** start **
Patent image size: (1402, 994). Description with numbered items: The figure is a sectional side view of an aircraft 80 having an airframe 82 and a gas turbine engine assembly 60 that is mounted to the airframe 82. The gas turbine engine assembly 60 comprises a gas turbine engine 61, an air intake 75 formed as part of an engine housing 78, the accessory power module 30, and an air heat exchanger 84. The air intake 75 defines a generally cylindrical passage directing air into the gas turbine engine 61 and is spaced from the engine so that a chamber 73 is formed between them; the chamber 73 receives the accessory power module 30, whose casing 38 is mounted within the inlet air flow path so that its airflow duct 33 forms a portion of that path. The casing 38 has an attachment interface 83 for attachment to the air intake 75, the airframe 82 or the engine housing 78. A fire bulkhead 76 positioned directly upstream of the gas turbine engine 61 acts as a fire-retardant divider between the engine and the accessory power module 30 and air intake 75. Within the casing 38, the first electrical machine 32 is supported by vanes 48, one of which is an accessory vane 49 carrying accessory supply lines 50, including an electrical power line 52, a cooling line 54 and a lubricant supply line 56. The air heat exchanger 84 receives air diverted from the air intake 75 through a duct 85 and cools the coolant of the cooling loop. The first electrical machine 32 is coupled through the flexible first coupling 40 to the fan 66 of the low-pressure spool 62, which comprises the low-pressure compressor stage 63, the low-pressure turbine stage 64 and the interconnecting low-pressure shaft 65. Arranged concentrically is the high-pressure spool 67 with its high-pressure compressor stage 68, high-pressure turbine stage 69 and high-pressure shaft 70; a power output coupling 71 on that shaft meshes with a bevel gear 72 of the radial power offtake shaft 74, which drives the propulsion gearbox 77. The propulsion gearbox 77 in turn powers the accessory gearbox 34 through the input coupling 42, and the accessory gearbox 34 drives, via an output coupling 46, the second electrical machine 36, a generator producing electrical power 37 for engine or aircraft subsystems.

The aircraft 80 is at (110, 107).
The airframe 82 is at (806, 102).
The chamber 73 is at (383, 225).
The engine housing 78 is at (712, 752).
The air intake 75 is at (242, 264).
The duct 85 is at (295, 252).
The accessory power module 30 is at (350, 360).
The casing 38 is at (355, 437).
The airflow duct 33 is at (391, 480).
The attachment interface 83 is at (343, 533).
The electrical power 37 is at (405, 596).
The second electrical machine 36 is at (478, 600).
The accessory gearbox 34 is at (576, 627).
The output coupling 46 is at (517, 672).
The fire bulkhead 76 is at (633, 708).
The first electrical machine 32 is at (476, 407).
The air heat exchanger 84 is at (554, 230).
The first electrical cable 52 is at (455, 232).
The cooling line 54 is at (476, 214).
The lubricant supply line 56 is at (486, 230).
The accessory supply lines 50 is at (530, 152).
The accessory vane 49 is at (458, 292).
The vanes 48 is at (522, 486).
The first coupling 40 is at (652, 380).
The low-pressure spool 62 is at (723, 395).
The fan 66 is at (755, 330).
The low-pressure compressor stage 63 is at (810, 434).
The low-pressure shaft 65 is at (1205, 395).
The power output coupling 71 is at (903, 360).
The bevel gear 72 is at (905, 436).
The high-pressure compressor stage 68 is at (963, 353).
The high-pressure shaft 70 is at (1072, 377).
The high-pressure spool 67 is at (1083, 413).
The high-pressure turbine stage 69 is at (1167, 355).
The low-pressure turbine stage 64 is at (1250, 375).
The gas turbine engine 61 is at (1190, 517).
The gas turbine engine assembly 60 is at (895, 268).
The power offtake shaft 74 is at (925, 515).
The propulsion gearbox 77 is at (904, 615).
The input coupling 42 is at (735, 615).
** end **
Requirements: Return every line of the records above word for word, with nothing changed.

Written answer:
Patent image size: (1402, 994). Description with numbered items: The figure is a sectional side view of an aircraft 80 having an airframe 82 and a gas turbine engine assembly 60 that is mounted to the airframe 82. The gas turbine engine assembly 60 comprises a gas turbine engine 61, an air intake 75 formed as part of an engine housing 78, the accessory power module 30, and an air heat exchanger 84. The air intake 75 defines a generally cylindrical passage directing air into the gas turbine engine 61 and is spaced from the engine so that a chamber 73 is formed between them; the chamber 73 receives the accessory power module 30, whose casing 38 is mounted within the inlet air flow path so that its airflow duct 33 forms a portion of that path. The casing 38 has an attachment interface 83 for attachment to the air intake 75, the airframe 82 or the engine housing 78. A fire bulkhead 76 positioned directly upstream of the gas turbine engine 61 acts as a fire-retardant divider between the engine and the accessory power module 30 and air intake 75. Within the casing 38, the first electrical machine 32 is supported by vanes 48, one of which is an accessory vane 49 carrying accessory supply lines 50, including an electrical power line 52, a cooling line 54 and a lubricant supply line 56. The air heat exchanger 84 receives air diverted from the air intake 75 through a duct 85 and cools the coolant of the cooling loop. The first electrical machine 32 is coupled through the flexible first coupling 40 to the fan 66 of the low-pressure spool 62, which comprises the low-pressure compressor stage 63, the low-pressure turbine stage 64 and the interconnecting low-pressure shaft 65. Arranged concentrically is the high-pressure spool 67 with its high-pressure compressor stage 68, high-pressure turbine stage 69 and high-pressure shaft 70; a power output coupling 71 on that shaft meshes with a bevel gear 72 of the radial power offtake shaft 74, which drives the propulsion gearbox 77. The propulsion gearbox 77 in turn powers the accessory gearbox 34 through the input coupling 42, and the accessory gearbox 34 drives, via an output coupling 46, the second electrical machine 36, a generator producing electrical power 37 for engine or aircraft subsystems.

The aircraft 80 is at (110, 107).
The airframe 82 is at (806, 102).
The chamber 73 is at (383, 225).
The engine housing 78 is at (712, 752).
The air intake 75 is at (242, 264).
The duct 85 is at (295, 252).
The accessory power module 30 is at (350, 360).
The casing 38 is at (355, 437).
The airflow duct 33 is at (391, 480).
The attachment interface 83 is at (343, 533).
The electrical power 37 is at (405, 596).
The second electrical machine 36 is at (478, 600).
The accessory gearbox 34 is at (576, 627).
The output coupling 46 is at (517, 672).
The fire bulkhead 76 is at (633, 708).
The first electrical machine 32 is at (476, 407).
The air heat exchanger 84 is at (554, 230).
The first electrical cable 52 is at (455, 232).
The cooling line 54 is at (476, 214).
The lubricant supply line 56 is at (486, 230).
The accessory supply lines 50 is at (530, 152).
The accessory vane 49 is at (458, 292).
The vanes 48 is at (522, 486).
The first coupling 40 is at (652, 380).
The low-pressure spool 62 is at (723, 395).
The fan 66 is at (755, 330).
The low-pressure compressor stage 63 is at (810, 434).
The low-pressure shaft 65 is at (1205, 395).
The power output coupling 71 is at (903, 360).
The bevel gear 72 is at (905, 436).
The high-pressure compressor stage 68 is at (963, 353).
The high-pressure shaft 70 is at (1072, 377).
The high-pressure spool 67 is at (1083, 413).
The high-pressure turbine stage 69 is at (1167, 355).
The low-pressure turbine stage 64 is at (1250, 375).
The gas turbine engine 61 is at (1190, 517).
The gas turbine engine assembly 60 is at (895, 268).
The power offtake shaft 74 is at (925, 515).
The propulsion gearbox 77 is at (904, 615).
The input coupling 42 is at (735, 615).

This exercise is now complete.